## Requirements:
Copy, in full, each line of the material that holds the word "this".

## Material supplied:
──────────────────────────────

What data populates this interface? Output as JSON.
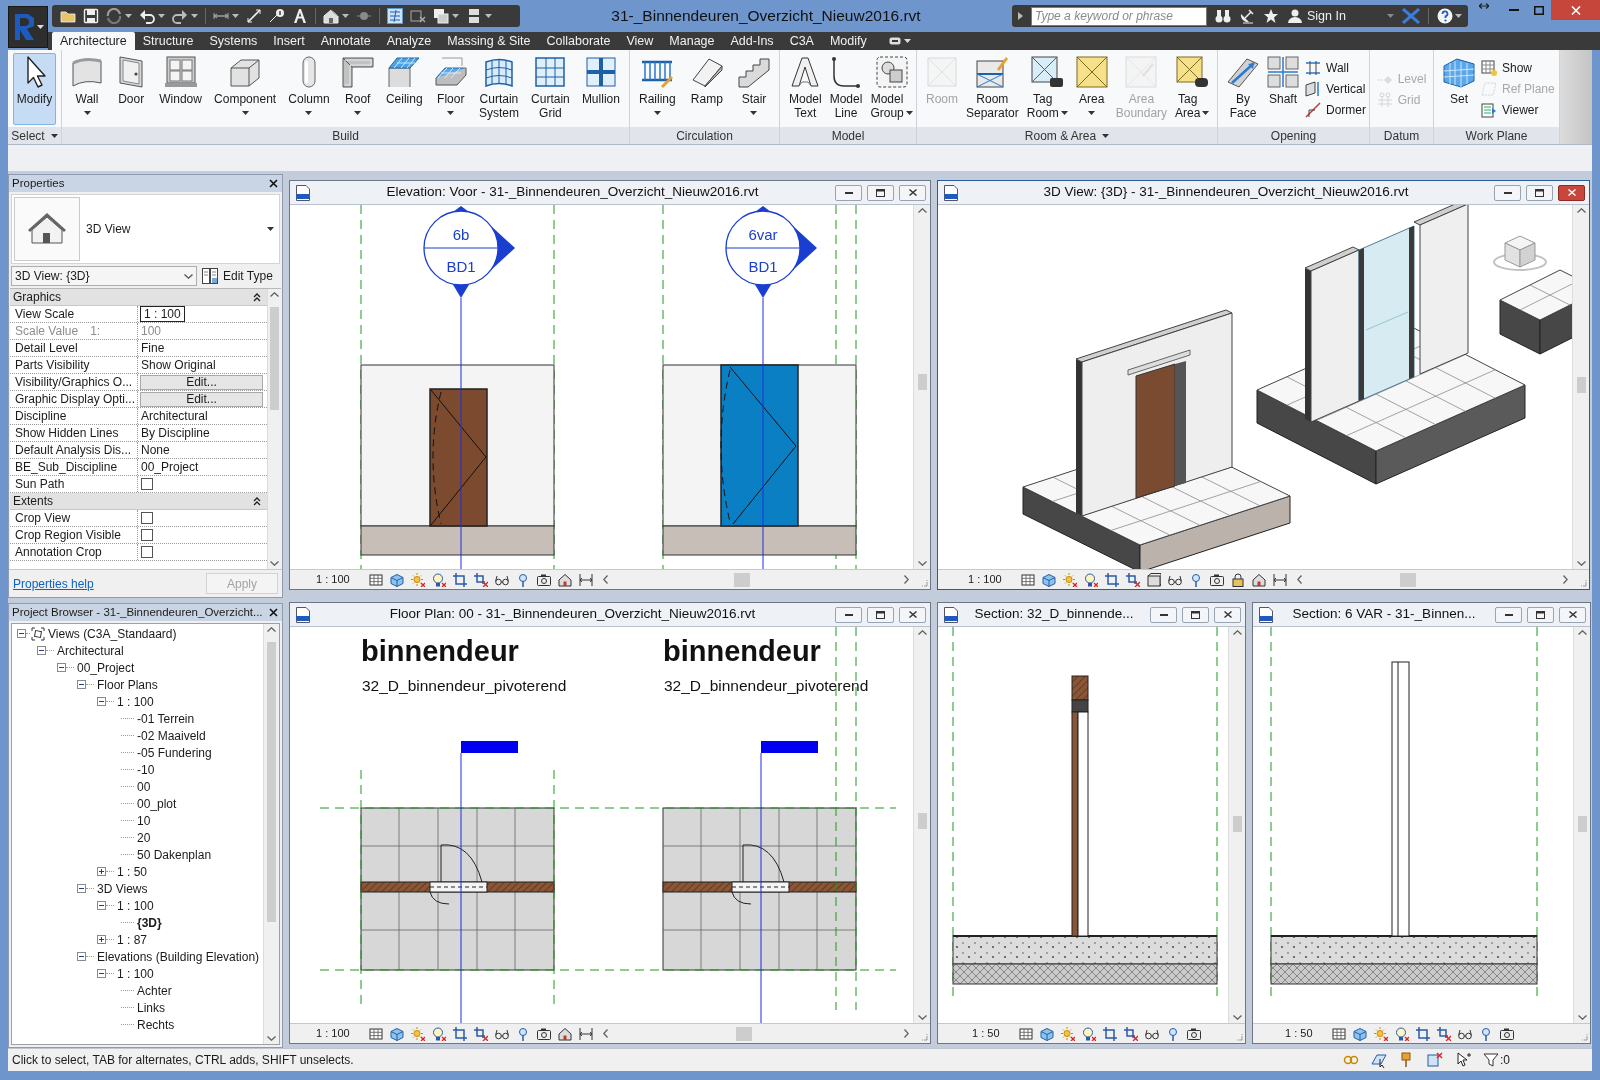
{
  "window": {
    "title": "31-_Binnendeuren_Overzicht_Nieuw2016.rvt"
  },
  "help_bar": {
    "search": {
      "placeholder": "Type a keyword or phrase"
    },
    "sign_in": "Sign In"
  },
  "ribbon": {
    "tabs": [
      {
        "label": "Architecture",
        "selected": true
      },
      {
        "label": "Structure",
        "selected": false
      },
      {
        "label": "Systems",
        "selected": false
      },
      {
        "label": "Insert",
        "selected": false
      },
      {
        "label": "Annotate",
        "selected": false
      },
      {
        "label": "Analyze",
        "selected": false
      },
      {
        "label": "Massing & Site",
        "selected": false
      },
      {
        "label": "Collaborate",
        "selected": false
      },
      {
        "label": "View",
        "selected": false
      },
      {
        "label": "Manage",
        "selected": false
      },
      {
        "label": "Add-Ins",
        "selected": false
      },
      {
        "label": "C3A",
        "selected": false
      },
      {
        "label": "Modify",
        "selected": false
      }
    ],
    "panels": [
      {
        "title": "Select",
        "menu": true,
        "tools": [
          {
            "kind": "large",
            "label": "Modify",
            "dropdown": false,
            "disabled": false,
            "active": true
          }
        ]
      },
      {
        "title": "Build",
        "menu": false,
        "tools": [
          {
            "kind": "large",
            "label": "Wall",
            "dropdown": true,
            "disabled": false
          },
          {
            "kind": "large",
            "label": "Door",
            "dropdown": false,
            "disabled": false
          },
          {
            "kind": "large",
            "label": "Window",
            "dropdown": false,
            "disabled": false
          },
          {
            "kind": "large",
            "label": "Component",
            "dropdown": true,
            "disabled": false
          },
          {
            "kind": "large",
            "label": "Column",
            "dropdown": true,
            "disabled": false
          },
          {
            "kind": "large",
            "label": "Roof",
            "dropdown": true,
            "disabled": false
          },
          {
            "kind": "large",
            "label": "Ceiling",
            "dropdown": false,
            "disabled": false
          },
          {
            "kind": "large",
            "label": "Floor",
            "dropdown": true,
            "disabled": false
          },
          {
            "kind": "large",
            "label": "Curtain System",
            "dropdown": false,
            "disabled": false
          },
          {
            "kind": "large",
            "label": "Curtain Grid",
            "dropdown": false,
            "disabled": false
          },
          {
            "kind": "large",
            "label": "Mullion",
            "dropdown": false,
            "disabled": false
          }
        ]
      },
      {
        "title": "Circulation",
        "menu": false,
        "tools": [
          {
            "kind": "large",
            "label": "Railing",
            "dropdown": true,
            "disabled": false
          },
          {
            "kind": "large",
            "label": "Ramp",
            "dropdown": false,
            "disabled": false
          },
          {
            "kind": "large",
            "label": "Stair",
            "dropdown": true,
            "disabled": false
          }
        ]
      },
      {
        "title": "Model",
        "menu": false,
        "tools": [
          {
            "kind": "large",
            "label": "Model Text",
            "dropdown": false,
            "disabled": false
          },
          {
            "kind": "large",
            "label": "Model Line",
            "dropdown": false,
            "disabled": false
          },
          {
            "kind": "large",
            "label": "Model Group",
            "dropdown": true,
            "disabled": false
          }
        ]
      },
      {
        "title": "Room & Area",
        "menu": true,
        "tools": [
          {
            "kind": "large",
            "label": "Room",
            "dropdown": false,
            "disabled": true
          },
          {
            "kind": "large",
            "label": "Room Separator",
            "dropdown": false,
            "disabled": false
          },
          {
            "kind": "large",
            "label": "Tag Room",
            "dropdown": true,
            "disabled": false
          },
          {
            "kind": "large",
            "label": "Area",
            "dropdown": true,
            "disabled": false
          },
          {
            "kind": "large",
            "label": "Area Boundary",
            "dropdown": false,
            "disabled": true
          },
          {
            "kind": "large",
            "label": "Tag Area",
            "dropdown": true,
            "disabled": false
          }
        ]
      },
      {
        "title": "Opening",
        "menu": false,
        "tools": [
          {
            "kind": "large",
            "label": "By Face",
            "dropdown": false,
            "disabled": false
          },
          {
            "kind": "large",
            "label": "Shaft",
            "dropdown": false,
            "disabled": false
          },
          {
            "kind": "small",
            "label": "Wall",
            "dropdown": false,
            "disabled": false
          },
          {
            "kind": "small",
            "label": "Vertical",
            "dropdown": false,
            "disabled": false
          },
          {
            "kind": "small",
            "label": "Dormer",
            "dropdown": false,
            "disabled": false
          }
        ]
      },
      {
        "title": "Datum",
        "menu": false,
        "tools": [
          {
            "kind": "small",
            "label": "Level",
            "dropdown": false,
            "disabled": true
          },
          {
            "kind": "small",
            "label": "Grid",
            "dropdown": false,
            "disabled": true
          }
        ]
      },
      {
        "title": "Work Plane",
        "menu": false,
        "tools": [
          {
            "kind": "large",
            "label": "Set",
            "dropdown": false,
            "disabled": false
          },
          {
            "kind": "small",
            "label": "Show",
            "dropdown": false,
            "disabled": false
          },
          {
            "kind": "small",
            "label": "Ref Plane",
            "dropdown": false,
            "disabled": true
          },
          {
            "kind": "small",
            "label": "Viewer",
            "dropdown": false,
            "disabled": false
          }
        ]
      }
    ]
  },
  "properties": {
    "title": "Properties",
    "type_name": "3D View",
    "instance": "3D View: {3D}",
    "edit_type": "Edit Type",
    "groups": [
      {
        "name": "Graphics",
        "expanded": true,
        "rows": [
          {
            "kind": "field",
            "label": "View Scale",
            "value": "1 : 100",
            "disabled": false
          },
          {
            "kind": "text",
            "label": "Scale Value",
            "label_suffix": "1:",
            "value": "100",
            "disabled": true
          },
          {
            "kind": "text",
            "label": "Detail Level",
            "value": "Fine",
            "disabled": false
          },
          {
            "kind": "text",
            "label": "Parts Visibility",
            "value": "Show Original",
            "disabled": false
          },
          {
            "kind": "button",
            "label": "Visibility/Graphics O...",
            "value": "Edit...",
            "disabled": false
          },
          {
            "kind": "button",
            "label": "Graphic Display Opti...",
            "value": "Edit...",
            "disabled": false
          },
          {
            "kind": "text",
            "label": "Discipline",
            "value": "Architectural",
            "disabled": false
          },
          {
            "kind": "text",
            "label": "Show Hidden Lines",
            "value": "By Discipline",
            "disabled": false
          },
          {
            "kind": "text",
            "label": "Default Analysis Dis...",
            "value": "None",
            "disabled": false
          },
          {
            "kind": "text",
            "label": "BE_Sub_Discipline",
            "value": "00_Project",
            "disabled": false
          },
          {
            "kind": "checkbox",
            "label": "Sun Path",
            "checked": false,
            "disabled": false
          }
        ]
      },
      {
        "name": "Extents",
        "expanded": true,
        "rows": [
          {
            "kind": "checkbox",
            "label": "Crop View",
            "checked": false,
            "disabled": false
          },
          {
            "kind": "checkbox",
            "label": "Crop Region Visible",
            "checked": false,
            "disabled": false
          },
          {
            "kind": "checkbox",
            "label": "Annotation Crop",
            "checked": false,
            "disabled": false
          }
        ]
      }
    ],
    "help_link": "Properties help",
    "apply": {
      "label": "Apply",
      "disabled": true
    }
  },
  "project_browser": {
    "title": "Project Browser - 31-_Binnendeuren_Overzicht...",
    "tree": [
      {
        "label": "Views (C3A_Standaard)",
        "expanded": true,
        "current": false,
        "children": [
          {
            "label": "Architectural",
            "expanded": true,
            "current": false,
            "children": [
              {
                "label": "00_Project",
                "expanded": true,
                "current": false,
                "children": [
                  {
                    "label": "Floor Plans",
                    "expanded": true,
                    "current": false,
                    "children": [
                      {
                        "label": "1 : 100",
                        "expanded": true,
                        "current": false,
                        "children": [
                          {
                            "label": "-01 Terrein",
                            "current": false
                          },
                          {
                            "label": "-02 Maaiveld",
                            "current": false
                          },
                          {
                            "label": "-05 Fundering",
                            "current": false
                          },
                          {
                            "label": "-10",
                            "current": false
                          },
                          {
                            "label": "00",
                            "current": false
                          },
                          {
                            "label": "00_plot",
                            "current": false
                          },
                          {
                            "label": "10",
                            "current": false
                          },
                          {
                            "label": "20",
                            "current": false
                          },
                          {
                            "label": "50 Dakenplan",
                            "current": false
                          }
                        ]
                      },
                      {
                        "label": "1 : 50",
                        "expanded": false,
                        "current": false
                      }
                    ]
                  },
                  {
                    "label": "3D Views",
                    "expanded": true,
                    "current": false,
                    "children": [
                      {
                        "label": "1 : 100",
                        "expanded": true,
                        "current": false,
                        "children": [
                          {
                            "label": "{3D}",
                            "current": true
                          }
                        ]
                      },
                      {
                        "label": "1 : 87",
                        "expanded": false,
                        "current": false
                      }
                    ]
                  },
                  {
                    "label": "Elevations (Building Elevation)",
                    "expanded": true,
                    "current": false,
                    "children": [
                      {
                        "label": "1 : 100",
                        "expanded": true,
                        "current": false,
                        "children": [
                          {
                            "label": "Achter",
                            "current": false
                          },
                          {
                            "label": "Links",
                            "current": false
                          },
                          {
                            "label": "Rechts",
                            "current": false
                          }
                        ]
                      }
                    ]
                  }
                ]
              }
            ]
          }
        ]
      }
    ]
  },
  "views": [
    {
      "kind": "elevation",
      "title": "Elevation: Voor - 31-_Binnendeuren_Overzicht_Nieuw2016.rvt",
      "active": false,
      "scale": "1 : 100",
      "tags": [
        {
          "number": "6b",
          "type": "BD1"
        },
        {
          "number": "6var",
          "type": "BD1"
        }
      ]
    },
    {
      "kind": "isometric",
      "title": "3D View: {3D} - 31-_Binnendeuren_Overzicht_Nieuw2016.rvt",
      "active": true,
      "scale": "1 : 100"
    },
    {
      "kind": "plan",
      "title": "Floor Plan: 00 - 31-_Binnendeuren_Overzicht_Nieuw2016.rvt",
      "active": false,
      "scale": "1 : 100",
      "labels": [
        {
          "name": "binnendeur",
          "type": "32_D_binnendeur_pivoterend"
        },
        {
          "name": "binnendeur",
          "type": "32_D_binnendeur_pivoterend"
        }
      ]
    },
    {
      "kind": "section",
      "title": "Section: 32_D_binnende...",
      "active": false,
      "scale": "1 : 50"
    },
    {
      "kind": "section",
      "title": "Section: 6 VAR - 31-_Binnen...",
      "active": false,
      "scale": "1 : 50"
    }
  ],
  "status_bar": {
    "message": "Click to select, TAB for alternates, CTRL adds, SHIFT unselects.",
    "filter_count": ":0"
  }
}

──────────────────────────────

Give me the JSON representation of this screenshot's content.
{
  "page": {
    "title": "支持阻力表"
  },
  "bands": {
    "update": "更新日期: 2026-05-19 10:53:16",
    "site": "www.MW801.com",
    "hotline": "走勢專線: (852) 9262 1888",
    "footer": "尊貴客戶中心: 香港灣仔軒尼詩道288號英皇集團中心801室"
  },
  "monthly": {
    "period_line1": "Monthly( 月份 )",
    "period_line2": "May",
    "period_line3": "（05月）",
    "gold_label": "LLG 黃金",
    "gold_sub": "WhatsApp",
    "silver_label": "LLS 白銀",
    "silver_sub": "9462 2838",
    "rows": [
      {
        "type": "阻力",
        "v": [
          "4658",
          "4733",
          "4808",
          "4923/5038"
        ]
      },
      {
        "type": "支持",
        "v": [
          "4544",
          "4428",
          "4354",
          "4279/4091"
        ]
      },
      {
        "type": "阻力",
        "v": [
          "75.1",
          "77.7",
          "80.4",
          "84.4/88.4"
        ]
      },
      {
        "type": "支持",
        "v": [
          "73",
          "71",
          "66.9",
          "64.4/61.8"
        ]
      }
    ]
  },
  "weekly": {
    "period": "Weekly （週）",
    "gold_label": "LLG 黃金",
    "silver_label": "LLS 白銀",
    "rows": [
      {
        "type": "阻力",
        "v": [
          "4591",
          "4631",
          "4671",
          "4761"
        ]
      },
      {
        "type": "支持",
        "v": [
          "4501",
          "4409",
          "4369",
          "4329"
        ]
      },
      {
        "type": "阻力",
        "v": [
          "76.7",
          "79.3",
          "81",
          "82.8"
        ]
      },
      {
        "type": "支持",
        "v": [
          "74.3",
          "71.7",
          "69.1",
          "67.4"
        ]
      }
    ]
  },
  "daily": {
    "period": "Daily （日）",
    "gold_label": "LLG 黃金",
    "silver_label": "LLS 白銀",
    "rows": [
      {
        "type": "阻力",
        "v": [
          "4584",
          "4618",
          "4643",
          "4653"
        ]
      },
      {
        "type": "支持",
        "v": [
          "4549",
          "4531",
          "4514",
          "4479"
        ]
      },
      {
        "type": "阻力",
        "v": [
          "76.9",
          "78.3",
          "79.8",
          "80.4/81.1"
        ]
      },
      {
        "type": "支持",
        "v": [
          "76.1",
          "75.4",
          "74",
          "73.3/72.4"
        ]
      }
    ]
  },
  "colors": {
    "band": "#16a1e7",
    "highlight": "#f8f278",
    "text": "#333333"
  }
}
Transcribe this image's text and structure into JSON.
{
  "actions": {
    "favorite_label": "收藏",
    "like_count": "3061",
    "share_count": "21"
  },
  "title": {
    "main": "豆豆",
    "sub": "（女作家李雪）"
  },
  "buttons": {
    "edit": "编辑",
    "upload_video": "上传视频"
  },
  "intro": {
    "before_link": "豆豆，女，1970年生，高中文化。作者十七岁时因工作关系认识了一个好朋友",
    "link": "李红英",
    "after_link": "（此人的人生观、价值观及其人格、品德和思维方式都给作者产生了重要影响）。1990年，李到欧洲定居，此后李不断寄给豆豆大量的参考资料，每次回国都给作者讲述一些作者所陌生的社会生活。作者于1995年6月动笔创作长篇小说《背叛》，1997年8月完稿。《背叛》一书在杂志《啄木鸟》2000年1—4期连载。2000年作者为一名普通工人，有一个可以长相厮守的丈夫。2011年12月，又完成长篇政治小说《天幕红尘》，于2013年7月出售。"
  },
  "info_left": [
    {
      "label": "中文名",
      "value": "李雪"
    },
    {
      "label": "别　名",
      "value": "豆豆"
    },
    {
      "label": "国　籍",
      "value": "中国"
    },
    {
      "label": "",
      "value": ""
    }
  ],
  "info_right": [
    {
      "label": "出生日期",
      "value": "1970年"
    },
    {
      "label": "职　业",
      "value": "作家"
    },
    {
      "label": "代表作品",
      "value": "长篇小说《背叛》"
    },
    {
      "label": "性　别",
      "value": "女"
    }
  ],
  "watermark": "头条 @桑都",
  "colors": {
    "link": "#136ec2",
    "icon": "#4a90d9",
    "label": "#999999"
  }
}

──────────────────────────────

## Exercise answer:
What data populates this interface? Output as JSON.
Give me the JSON representation of this screenshot's content.
Transcribe this image's text and structure into JSON.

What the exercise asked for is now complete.